#### KUTIPAN YANG DIBERIKAN:
----------------------------------------

Oleh: Gunawan
Usai pengumuman
kelulusan SMA, saya langsung bergegas mengurus dan mempersiapkan semua
keperluan untuk melanjutkan studi. Berbagai keperluan telah rampung saya urus,
tibalah waktunya untuk berpamitan dengan para keluarga besar di kampung.
Kali ini merupakan kali
ketiganya saya harus tinggal jauh dari keluarga. Saya memilih studi di Kota
Makassar. Sesampai di tanah perantauan, saya dijemput langsung oleh kakak
kandung dan kakak sepupu saya.
Oleh karena berada di
tanah rantau, maka mau tidak mau saya harus tinggal di kos-kosan. Bagi saya,
tinggal di kos-kosan itu meninggalkan banyak cerita dan pengalaman. Dan, satu
cerita yang cukup menarik adalah mengenai menu makanan. Sejak awal tiba di
Makassar sampai selesai studi, ada satu makanan atau menu (baca: sayur) yang
menjadi salah satu santapan favorit kami, yaitu “kangkung.”

----------------------------------------

#### DATA HASIL EKSTRAKSI:
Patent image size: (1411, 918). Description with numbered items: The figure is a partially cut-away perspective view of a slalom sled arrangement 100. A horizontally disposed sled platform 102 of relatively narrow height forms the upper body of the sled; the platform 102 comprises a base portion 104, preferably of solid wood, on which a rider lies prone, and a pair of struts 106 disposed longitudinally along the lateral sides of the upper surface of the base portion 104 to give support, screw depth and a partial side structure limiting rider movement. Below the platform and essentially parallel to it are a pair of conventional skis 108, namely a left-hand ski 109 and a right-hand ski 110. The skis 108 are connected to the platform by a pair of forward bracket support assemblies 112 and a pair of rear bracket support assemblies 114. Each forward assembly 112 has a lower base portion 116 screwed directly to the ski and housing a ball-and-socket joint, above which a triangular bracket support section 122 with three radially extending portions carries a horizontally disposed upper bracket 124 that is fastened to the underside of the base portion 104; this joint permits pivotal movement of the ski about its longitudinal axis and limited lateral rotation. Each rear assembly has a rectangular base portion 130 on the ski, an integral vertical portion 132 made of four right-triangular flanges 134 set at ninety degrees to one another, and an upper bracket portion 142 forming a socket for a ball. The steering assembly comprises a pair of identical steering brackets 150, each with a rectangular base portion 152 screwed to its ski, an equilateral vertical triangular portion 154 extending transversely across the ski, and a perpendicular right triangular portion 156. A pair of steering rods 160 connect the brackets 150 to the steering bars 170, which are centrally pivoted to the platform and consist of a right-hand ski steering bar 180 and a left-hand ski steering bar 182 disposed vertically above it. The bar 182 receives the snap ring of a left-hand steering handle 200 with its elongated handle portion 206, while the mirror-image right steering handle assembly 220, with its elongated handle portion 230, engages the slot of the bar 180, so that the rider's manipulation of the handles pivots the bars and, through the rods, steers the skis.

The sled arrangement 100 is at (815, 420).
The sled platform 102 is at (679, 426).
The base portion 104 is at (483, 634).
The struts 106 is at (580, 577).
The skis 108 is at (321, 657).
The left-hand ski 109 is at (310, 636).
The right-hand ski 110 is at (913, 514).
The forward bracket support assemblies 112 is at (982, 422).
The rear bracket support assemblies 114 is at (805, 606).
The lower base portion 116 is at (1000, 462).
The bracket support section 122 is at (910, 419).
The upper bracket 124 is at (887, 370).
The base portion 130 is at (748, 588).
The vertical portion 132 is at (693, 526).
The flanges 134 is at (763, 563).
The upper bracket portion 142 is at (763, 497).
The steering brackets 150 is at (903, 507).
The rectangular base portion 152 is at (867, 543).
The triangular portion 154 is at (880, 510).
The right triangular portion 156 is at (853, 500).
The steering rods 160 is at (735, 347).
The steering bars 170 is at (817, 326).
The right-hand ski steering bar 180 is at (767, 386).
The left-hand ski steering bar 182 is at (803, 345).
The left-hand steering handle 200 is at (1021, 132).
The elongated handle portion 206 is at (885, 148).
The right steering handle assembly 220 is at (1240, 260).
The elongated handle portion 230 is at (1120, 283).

----------------------------------------

#### TUJUAN:
Tuliskan kembali seluruh kutipan tentang pengalaman tinggal di kos-kosan di Makassar, kata demi kata tanpa perubahan apa pun. Daftar di atas sama sekali tidak digunakan di sini.

#### HASIL YANG BENAR:
Oleh: Gunawan
Usai pengumuman
kelulusan SMA, saya langsung bergegas mengurus dan mempersiapkan semua
keperluan untuk melanjutkan studi. Berbagai keperluan telah rampung saya urus,
tibalah waktunya untuk berpamitan dengan para keluarga besar di kampung.
Kali ini merupakan kali
ketiganya saya harus tinggal jauh dari keluarga. Saya memilih studi di Kota
Makassar. Sesampai di tanah perantauan, saya dijemput langsung oleh kakak
kandung dan kakak sepupu saya.
Oleh karena berada di
tanah rantau, maka mau tidak mau saya harus tinggal di kos-kosan. Bagi saya,
tinggal di kos-kosan itu meninggalkan banyak cerita dan pengalaman. Dan, satu
cerita yang cukup menarik adalah mengenai menu makanan. Sejak awal tiba di
Makassar sampai selesai studi, ada satu makanan atau menu (baca: sayur) yang
menjadi salah satu santapan favorit kami, yaitu “kangkung.”